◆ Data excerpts
[start]

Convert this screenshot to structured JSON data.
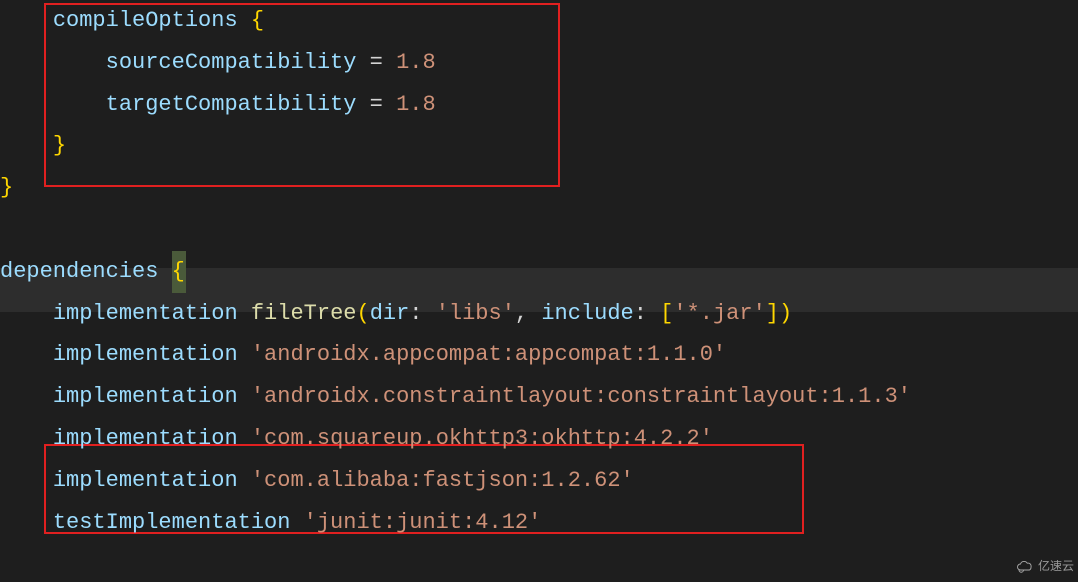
{
  "block1": {
    "compileOptions": "compileOptions",
    "openBrace": "{",
    "sourceCompat": "sourceCompatibility",
    "eq": "=",
    "ver1": "1.8",
    "targetCompat": "targetCompatibility",
    "ver2": "1.8",
    "closeBrace": "}",
    "outerClose": "}"
  },
  "block2": {
    "dependencies": "dependencies",
    "openBrace": "{",
    "impl1": "implementation",
    "fileTree": "fileTree",
    "paren1": "(",
    "dir": "dir",
    "colon": ":",
    "libs": "'libs'",
    "comma": ",",
    "include": "include",
    "jarGlob": "'*.jar'",
    "lbracket": "[",
    "rbracket": "]",
    "paren2": ")",
    "impl2": "implementation",
    "str2": "'androidx.appcompat:appcompat:1.1.0'",
    "impl3": "implementation",
    "str3": "'androidx.constraintlayout:constraintlayout:1.1.3'",
    "impl4": "implementation",
    "str4": "'com.squareup.okhttp3:okhttp:4.2.2'",
    "impl5": "implementation",
    "str5": "'com.alibaba:fastjson:1.2.62'",
    "testImpl": "testImplementation",
    "junit": "'junit:junit:4.12'"
  },
  "watermark": {
    "text": "亿速云"
  }
}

[end]

◆ Your instructions
Pictures in the records above are not copied; print everything else exactly.

◆ Solution for this problem
Convert this screenshot to structured JSON data.
{
  "block1": {
    "compileOptions": "compileOptions",
    "openBrace": "{",
    "sourceCompat": "sourceCompatibility",
    "eq": "=",
    "ver1": "1.8",
    "targetCompat": "targetCompatibility",
    "ver2": "1.8",
    "closeBrace": "}",
    "outerClose": "}"
  },
  "block2": {
    "dependencies": "dependencies",
    "openBrace": "{",
    "impl1": "implementation",
    "fileTree": "fileTree",
    "paren1": "(",
    "dir": "dir",
    "colon": ":",
    "libs": "'libs'",
    "comma": ",",
    "include": "include",
    "jarGlob": "'*.jar'",
    "lbracket": "[",
    "rbracket": "]",
    "paren2": ")",
    "impl2": "implementation",
    "str2": "'androidx.appcompat:appcompat:1.1.0'",
    "impl3": "implementation",
    "str3": "'androidx.constraintlayout:constraintlayout:1.1.3'",
    "impl4": "implementation",
    "str4": "'com.squareup.okhttp3:okhttp:4.2.2'",
    "impl5": "implementation",
    "str5": "'com.alibaba:fastjson:1.2.62'",
    "testImpl": "testImplementation",
    "junit": "'junit:junit:4.12'"
  },
  "watermark": {
    "text": "亿速云"
  }
}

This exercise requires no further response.